• Short problem:
Continue the interview with Halle Butler about The New Me, starting right after its last sentence.

==== Page ====

Jillian captured the complexities of anger and jealousy, disgruntlement and disgust so pristinely, you can’t help but be rapt, laughing along as Butler described social situations and conflicts so familiar can’t help but feel seen. At times, it’s cringe-inducing, at other times, you can’t help but hug the book and cry. She’s that good.
Her latest book, The New Me, increases the volume, ratcheting the drama and feels to max capacity. Thirty-year-old Millie works a temp job and is languishing until the prospect of full-time employment becomes a reality and with it the terrors of a life becoming built and defined by your job.
I spoke with Halle Butler about temping, office politics, the nuances of self-identification, the end of the world, and more.
Michael J Seidlinger: The New Me is such a well-rendered novel, I can’t help but open with craft question: Did you go into the novel with a clear idea or was it vague, growing into it over time?
Halle Butler: I feel like it was pretty clear. I knew it would be about someone getting all worked up about a potential job offer for a job they didn’t want. I think I googled “dramatic irony” and was like “ah yes, and the audience will know it’s not going to work” and then nodded slowly and felt like a genius for a few days. But then, of course, the smaller stuff, the details, grew over time, as usual. The narrator felt pretty clear from the top, but also changed slightly over time.
MJS: The novel is a testament to the countless ways we adapt to our current life situation, leading to wondering about the variations of self, or personas, we create in order to navigate society. Do you think we really need personas in order to survive (and, gulp, thrive) in society?
HB: On a really practical level, I can’t really “be myself” as a secretary, so I have to construct a false self, a kind of “Yeah, I can do that! Thanks, no problem!” self just so I don’t get into any trouble. “You’ve reached the investment bank; how may I direct your call?” self. A “Oh, I’d love to collate these files!” self. The “real me” is sitting inside, watching and criticizing everything. This can lead to what one might call “snapping” — which might be why offices are so passive-aggressive.

==== Data ====

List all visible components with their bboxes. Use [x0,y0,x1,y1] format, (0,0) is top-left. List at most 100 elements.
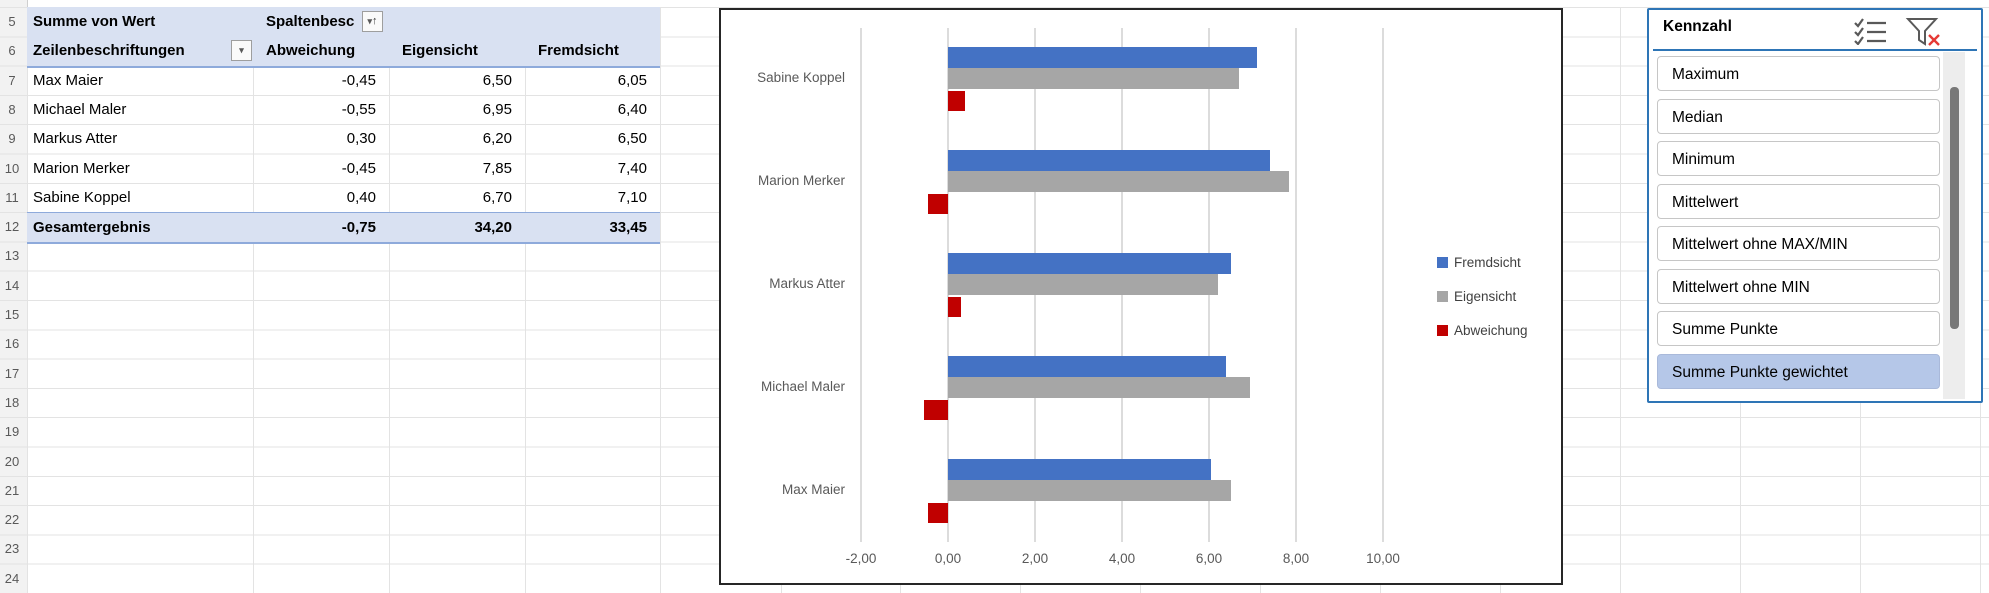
row-number[interactable]: 21 [4,482,20,498]
slicer-item-maximum[interactable]: Maximum [1657,56,1940,91]
dropdown-arrow-icon[interactable]: ▾ [231,40,252,62]
legend-item-eigensicht[interactable]: Eigensicht [1437,289,1516,305]
row-number[interactable]: 9 [8,131,16,147]
bar-fremdsicht-max-maier[interactable] [948,458,1212,480]
slicer-item-mittelwert-ohne-max-min[interactable]: Mittelwert ohne MAX/MIN [1657,226,1940,261]
slicer-item-summe-punkte[interactable]: Summe Punkte [1657,311,1940,346]
multi-select-icon[interactable] [1853,17,1889,45]
filter-sort-ascending-icon[interactable]: ▾↑ [362,11,383,32]
pivot-column-header-cell[interactable]: Spaltenbesc [266,13,355,30]
pivot-row-label[interactable]: Sabine Koppel [33,188,131,206]
sheet-gridline [660,7,661,593]
row-number[interactable]: 19 [4,424,20,440]
pivot-value-cell[interactable]: 0,40 [346,188,376,206]
chart-gridline [1295,28,1297,542]
legend-swatch [1437,291,1448,302]
slicer-scrollbar-track[interactable] [1943,52,1965,399]
pivot-total-value[interactable]: 33,45 [609,219,647,237]
bar-eigensicht-markus-atter[interactable] [948,274,1218,295]
bar-abweichung-markus-atter[interactable] [948,297,962,317]
clear-filter-icon[interactable] [1905,17,1943,47]
row-number[interactable]: 22 [4,512,20,528]
pivot-value-header[interactable]: Fremdsicht [538,42,619,60]
bar-eigensicht-max-maier[interactable] [948,479,1231,501]
pivot-row-label[interactable]: Michael Maler [33,100,127,118]
row-number[interactable]: 7 [8,72,16,88]
row-number[interactable]: 8 [8,101,16,117]
pivot-value-cell[interactable]: 6,50 [617,130,647,148]
legend-swatch [1437,257,1448,268]
bar-eigensicht-michael-maler[interactable] [948,376,1251,398]
legend-item-fremdsicht[interactable]: Fremdsicht [1437,255,1521,271]
pivot-total-value[interactable]: 34,20 [474,219,512,237]
pivot-data-row: Michael Maler -0,55 6,95 6,40 [27,95,660,124]
row-number[interactable]: 20 [4,453,20,469]
pivot-value-header[interactable]: Eigensicht [402,42,478,60]
slicer-item-mittelwert-ohne-min[interactable]: Mittelwert ohne MIN [1657,268,1940,304]
bar-fremdsicht-michael-maler[interactable] [948,355,1227,377]
bar-abweichung-michael-maler[interactable] [924,399,948,420]
pivot-value-cell[interactable]: 6,05 [617,71,647,89]
pivot-row-header-cell[interactable]: Zeilenbeschriftungen [33,42,185,60]
row-number[interactable]: 24 [4,570,20,586]
pivot-value-cell[interactable]: 0,30 [346,130,376,148]
bar-fremdsicht-markus-atter[interactable] [948,253,1231,274]
bar-abweichung-sabine-koppel[interactable] [948,91,966,112]
bar-eigensicht-marion-merker[interactable] [948,171,1290,193]
pivot-row-label[interactable]: Max Maier [33,71,104,89]
sheet-gridline [1620,7,1621,593]
legend-label: Abweichung [1454,323,1528,338]
pivot-title-cell[interactable]: Summe von Wert [33,13,156,30]
pivot-total-value[interactable]: -0,75 [341,219,376,237]
bar-fremdsicht-sabine-koppel[interactable] [948,47,1257,69]
pivot-total-label[interactable]: Gesamtergebnis [33,219,151,237]
row-number[interactable]: 5 [8,14,16,29]
pivot-row-label[interactable]: Marion Merker [33,159,130,177]
pivot-value-cell[interactable]: -0,45 [341,159,376,177]
legend-item-abweichung[interactable]: Abweichung [1437,323,1528,339]
category-label: Sabine Koppel [757,70,845,86]
slicer-header: Kennzahl [1653,10,1977,51]
pivot-value-cell[interactable]: 6,20 [482,130,512,148]
pivot-value-cell[interactable]: 6,95 [482,100,512,118]
pivot-value-cell[interactable]: 6,40 [617,100,647,118]
row-number[interactable]: 23 [4,541,20,557]
row-number[interactable]: 10 [4,160,20,176]
pivot-value-cell[interactable]: 7,85 [482,159,512,177]
pivot-header-row-1: Summe von Wert Spaltenbesc ▾↑ [27,7,660,37]
pivot-data-row: Marion Merker -0,45 7,85 7,40 [27,154,660,183]
pivot-value-cell[interactable]: -0,45 [341,71,376,89]
pivot-value-header[interactable]: Abweichung [266,42,356,60]
slicer-item-median[interactable]: Median [1657,98,1940,134]
pivot-row-label[interactable]: Markus Atter [33,130,118,148]
row-number[interactable]: 13 [4,248,20,264]
slicer-item-minimum[interactable]: Minimum [1657,141,1940,176]
pivot-value-cell[interactable]: 6,50 [482,71,512,89]
bar-eigensicht-sabine-koppel[interactable] [948,68,1240,90]
x-axis-tick-label: 0,00 [934,551,962,566]
pivot-value-cell[interactable]: -0,55 [341,100,376,118]
x-axis-tick-label: 2,00 [1021,551,1049,566]
slicer-item-summe-punkte-gewichtet[interactable]: Summe Punkte gewichtet [1657,353,1940,389]
pivot-header-row-2: Zeilenbeschriftungen ▾ Abweichung Eigens… [27,36,660,68]
pivot-value-cell[interactable]: 6,70 [482,188,512,206]
slicer-scrollbar-thumb[interactable] [1950,87,1959,329]
bar-fremdsicht-marion-merker[interactable] [948,150,1270,172]
row-number[interactable]: 14 [4,277,20,293]
row-number[interactable]: 6 [8,43,16,59]
row-number[interactable]: 15 [4,307,20,322]
pivot-data-row: Max Maier -0,45 6,50 6,05 [27,66,660,95]
row-number[interactable]: 16 [4,336,20,352]
pivot-value-cell[interactable]: 7,10 [617,188,647,206]
bar-abweichung-max-maier[interactable] [928,502,948,523]
bar-chart[interactable]: -2,00 0,00 2,00 4,00 6,00 8,00 10,00 Sabine Kop… [719,8,1563,585]
slicer-item-mittelwert[interactable]: Mittelwert [1657,183,1940,219]
legend-swatch [1437,325,1448,336]
row-number[interactable]: 11 [5,189,19,205]
row-number[interactable]: 12 [4,219,20,235]
row-number[interactable]: 17 [4,365,20,381]
bar-abweichung-marion-merker[interactable] [928,194,948,215]
pivot-value-cell[interactable]: 7,40 [617,159,647,177]
category-label: Markus Atter [769,276,845,291]
row-number[interactable]: 18 [4,394,20,410]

====

• Reply to the exercise:
But on the other hand, I’m in a situation where I’m really supposed to be myself — at a party, or at a reading, or when I’m meeting someone new in a non-professional context — I catch myself doing a performance of myself based on what self-characteristics I value, and what behaviors have amused or impressed people before, basically “who I would like to be,” and when I catch myself doing that, it feels super weird. It’s me, but it’s also not. It is and isn’t conscious, is and isn’t in my control.
I’m a different person in the morning than I am at night, when I’m hungry and when I’m not, when I feel rejected and when I feel included, etc. These things might be boiled down to “mood,” but it’s important to understand mood and personality can be the same thing.
MJS: How many personas do you think it takes to be a functional person?
MJS: Really wish we could just be ourselves all the time. If that were true, how long do you think it would take before society would crumble?
HB: I feel like there’s no “one me.” If I could have been myself at the office (or if I could have been relaxed, maybe), I would have been so much happier. If I hadn’t been afraid of getting fired, I would have been able to joke around and make some work-friends. I wouldn’t have felt so tense and isolated and paranoid. Yeah, I wish people could be themselves all the time, too. I think society would be fine.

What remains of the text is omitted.